GIVEN PROBLEM -> In your copy, reproduce the entries exactly as they are, minus the images.

Extracts from a graphics dataset ->
※ ※ ※
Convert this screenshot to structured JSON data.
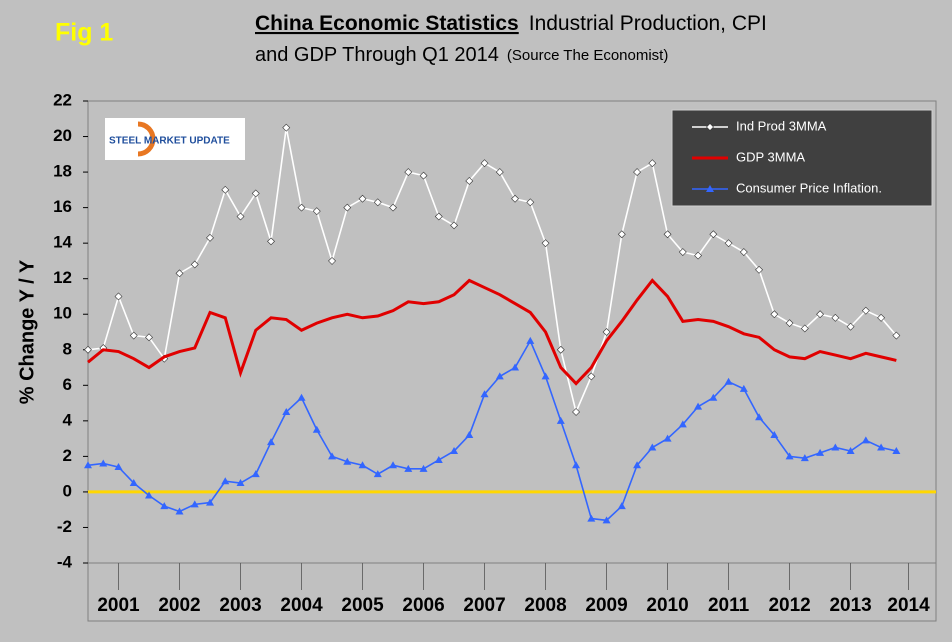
{
  "fig_label": "Fig 1",
  "logo": "STEEL MARKET UPDATE",
  "chart_data": {
    "type": "line",
    "title": "China Economic Statistics",
    "title_rest": "Industrial Production, CPI",
    "subtitle": "and GDP Through Q1 2014",
    "source": "(Source The Economist)",
    "ylabel": "% Change Y / Y",
    "x": [
      2001,
      2001.25,
      2001.5,
      2001.75,
      2002,
      2002.25,
      2002.5,
      2002.75,
      2003,
      2003.25,
      2003.5,
      2003.75,
      2004,
      2004.25,
      2004.5,
      2004.75,
      2005,
      2005.25,
      2005.5,
      2005.75,
      2006,
      2006.25,
      2006.5,
      2006.75,
      2007,
      2007.25,
      2007.5,
      2007.75,
      2008,
      2008.25,
      2008.5,
      2008.75,
      2009,
      2009.25,
      2009.5,
      2009.75,
      2010,
      2010.25,
      2010.5,
      2010.75,
      2011,
      2011.25,
      2011.5,
      2011.75,
      2012,
      2012.25,
      2012.5,
      2012.75,
      2013,
      2013.25,
      2013.5,
      2013.75,
      2014,
      2014.25
    ],
    "xlim": [
      2001,
      2014.9
    ],
    "xticks": [
      {
        "value": 2001.5,
        "label": "2001"
      },
      {
        "value": 2002.5,
        "label": "2002"
      },
      {
        "value": 2003.5,
        "label": "2003"
      },
      {
        "value": 2004.5,
        "label": "2004"
      },
      {
        "value": 2005.5,
        "label": "2005"
      },
      {
        "value": 2006.5,
        "label": "2006"
      },
      {
        "value": 2007.5,
        "label": "2007"
      },
      {
        "value": 2008.5,
        "label": "2008"
      },
      {
        "value": 2009.5,
        "label": "2009"
      },
      {
        "value": 2010.5,
        "label": "2010"
      },
      {
        "value": 2011.5,
        "label": "2011"
      },
      {
        "value": 2012.5,
        "label": "2012"
      },
      {
        "value": 2013.5,
        "label": "2013"
      },
      {
        "value": 2014.45,
        "label": "2014"
      }
    ],
    "ylim": [
      -4,
      22
    ],
    "yticks": [
      -4,
      -2,
      0,
      2,
      4,
      6,
      8,
      10,
      12,
      14,
      16,
      18,
      20,
      22
    ],
    "reference_line": {
      "value": 0,
      "color": "#ffd700"
    },
    "legend": "upper right",
    "series": [
      {
        "name": "Ind Prod 3MMA",
        "color": "#ffffff",
        "marker": "diamond",
        "values": [
          8.0,
          8.1,
          11.0,
          8.8,
          8.7,
          7.5,
          12.3,
          12.8,
          14.3,
          17.0,
          15.5,
          16.8,
          14.1,
          20.5,
          16.0,
          15.8,
          13.0,
          16.0,
          16.5,
          16.3,
          16.0,
          18.0,
          17.8,
          15.5,
          15.0,
          17.5,
          18.5,
          18.0,
          16.5,
          16.3,
          14.0,
          8.0,
          4.5,
          6.5,
          9.0,
          14.5,
          18.0,
          18.5,
          14.5,
          13.5,
          13.3,
          14.5,
          14.0,
          13.5,
          12.5,
          10.0,
          9.5,
          9.2,
          10.0,
          9.8,
          9.3,
          10.2,
          9.8,
          8.8
        ]
      },
      {
        "name": "GDP 3MMA",
        "color": "#e00000",
        "marker": "none",
        "values": [
          7.3,
          8.0,
          7.9,
          7.5,
          7.0,
          7.6,
          7.9,
          8.1,
          10.1,
          9.8,
          6.7,
          9.1,
          9.8,
          9.7,
          9.1,
          9.5,
          9.8,
          10.0,
          9.8,
          9.9,
          10.2,
          10.7,
          10.6,
          10.7,
          11.1,
          11.9,
          11.5,
          11.1,
          10.6,
          10.1,
          9.0,
          7.0,
          6.1,
          7.0,
          8.5,
          9.6,
          10.8,
          11.9,
          11.0,
          9.6,
          9.7,
          9.6,
          9.3,
          8.9,
          8.7,
          8.0,
          7.6,
          7.5,
          7.9,
          7.7,
          7.5,
          7.8,
          7.6,
          7.4
        ]
      },
      {
        "name": "Consumer Price Inflation.",
        "color": "#3366ff",
        "marker": "triangle",
        "values": [
          1.5,
          1.6,
          1.4,
          0.5,
          -0.2,
          -0.8,
          -1.1,
          -0.7,
          -0.6,
          0.6,
          0.5,
          1.0,
          2.8,
          4.5,
          5.3,
          3.5,
          2.0,
          1.7,
          1.5,
          1.0,
          1.5,
          1.3,
          1.3,
          1.8,
          2.3,
          3.2,
          5.5,
          6.5,
          7.0,
          8.5,
          6.5,
          4.0,
          1.5,
          -1.5,
          -1.6,
          -0.8,
          1.5,
          2.5,
          3.0,
          3.8,
          4.8,
          5.3,
          6.2,
          5.8,
          4.2,
          3.2,
          2.0,
          1.9,
          2.2,
          2.5,
          2.3,
          2.9,
          2.5,
          2.3
        ]
      }
    ]
  }
}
※ ※ ※
SOLUTION ->
Convert this screenshot to structured JSON data.
{
  "fig_label": "Fig 1",
  "logo": "STEEL MARKET UPDATE",
  "chart_data": {
    "type": "line",
    "title": "China Economic Statistics",
    "title_rest": "Industrial Production, CPI",
    "subtitle": "and GDP Through Q1 2014",
    "source": "(Source The Economist)",
    "ylabel": "% Change Y / Y",
    "x": [
      2001,
      2001.25,
      2001.5,
      2001.75,
      2002,
      2002.25,
      2002.5,
      2002.75,
      2003,
      2003.25,
      2003.5,
      2003.75,
      2004,
      2004.25,
      2004.5,
      2004.75,
      2005,
      2005.25,
      2005.5,
      2005.75,
      2006,
      2006.25,
      2006.5,
      2006.75,
      2007,
      2007.25,
      2007.5,
      2007.75,
      2008,
      2008.25,
      2008.5,
      2008.75,
      2009,
      2009.25,
      2009.5,
      2009.75,
      2010,
      2010.25,
      2010.5,
      2010.75,
      2011,
      2011.25,
      2011.5,
      2011.75,
      2012,
      2012.25,
      2012.5,
      2012.75,
      2013,
      2013.25,
      2013.5,
      2013.75,
      2014,
      2014.25
    ],
    "xlim": [
      2001,
      2014.9
    ],
    "xticks": [
      {
        "value": 2001.5,
        "label": "2001"
      },
      {
        "value": 2002.5,
        "label": "2002"
      },
      {
        "value": 2003.5,
        "label": "2003"
      },
      {
        "value": 2004.5,
        "label": "2004"
      },
      {
        "value": 2005.5,
        "label": "2005"
      },
      {
        "value": 2006.5,
        "label": "2006"
      },
      {
        "value": 2007.5,
        "label": "2007"
      },
      {
        "value": 2008.5,
        "label": "2008"
      },
      {
        "value": 2009.5,
        "label": "2009"
      },
      {
        "value": 2010.5,
        "label": "2010"
      },
      {
        "value": 2011.5,
        "label": "2011"
      },
      {
        "value": 2012.5,
        "label": "2012"
      },
      {
        "value": 2013.5,
        "label": "2013"
      },
      {
        "value": 2014.45,
        "label": "2014"
      }
    ],
    "ylim": [
      -4,
      22
    ],
    "yticks": [
      -4,
      -2,
      0,
      2,
      4,
      6,
      8,
      10,
      12,
      14,
      16,
      18,
      20,
      22
    ],
    "reference_line": {
      "value": 0,
      "color": "#ffd700"
    },
    "legend": "upper right",
    "series": [
      {
        "name": "Ind Prod 3MMA",
        "color": "#ffffff",
        "marker": "diamond",
        "values": [
          8.0,
          8.1,
          11.0,
          8.8,
          8.7,
          7.5,
          12.3,
          12.8,
          14.3,
          17.0,
          15.5,
          16.8,
          14.1,
          20.5,
          16.0,
          15.8,
          13.0,
          16.0,
          16.5,
          16.3,
          16.0,
          18.0,
          17.8,
          15.5,
          15.0,
          17.5,
          18.5,
          18.0,
          16.5,
          16.3,
          14.0,
          8.0,
          4.5,
          6.5,
          9.0,
          14.5,
          18.0,
          18.5,
          14.5,
          13.5,
          13.3,
          14.5,
          14.0,
          13.5,
          12.5,
          10.0,
          9.5,
          9.2,
          10.0,
          9.8,
          9.3,
          10.2,
          9.8,
          8.8
        ]
      },
      {
        "name": "GDP 3MMA",
        "color": "#e00000",
        "marker": "none",
        "values": [
          7.3,
          8.0,
          7.9,
          7.5,
          7.0,
          7.6,
          7.9,
          8.1,
          10.1,
          9.8,
          6.7,
          9.1,
          9.8,
          9.7,
          9.1,
          9.5,
          9.8,
          10.0,
          9.8,
          9.9,
          10.2,
          10.7,
          10.6,
          10.7,
          11.1,
          11.9,
          11.5,
          11.1,
          10.6,
          10.1,
          9.0,
          7.0,
          6.1,
          7.0,
          8.5,
          9.6,
          10.8,
          11.9,
          11.0,
          9.6,
          9.7,
          9.6,
          9.3,
          8.9,
          8.7,
          8.0,
          7.6,
          7.5,
          7.9,
          7.7,
          7.5,
          7.8,
          7.6,
          7.4
        ]
      },
      {
        "name": "Consumer Price Inflation.",
        "color": "#3366ff",
        "marker": "triangle",
        "values": [
          1.5,
          1.6,
          1.4,
          0.5,
          -0.2,
          -0.8,
          -1.1,
          -0.7,
          -0.6,
          0.6,
          0.5,
          1.0,
          2.8,
          4.5,
          5.3,
          3.5,
          2.0,
          1.7,
          1.5,
          1.0,
          1.5,
          1.3,
          1.3,
          1.8,
          2.3,
          3.2,
          5.5,
          6.5,
          7.0,
          8.5,
          6.5,
          4.0,
          1.5,
          -1.5,
          -1.6,
          -0.8,
          1.5,
          2.5,
          3.0,
          3.8,
          4.8,
          5.3,
          6.2,
          5.8,
          4.2,
          3.2,
          2.0,
          1.9,
          2.2,
          2.5,
          2.3,
          2.9,
          2.5,
          2.3
        ]
      }
    ]
  }
}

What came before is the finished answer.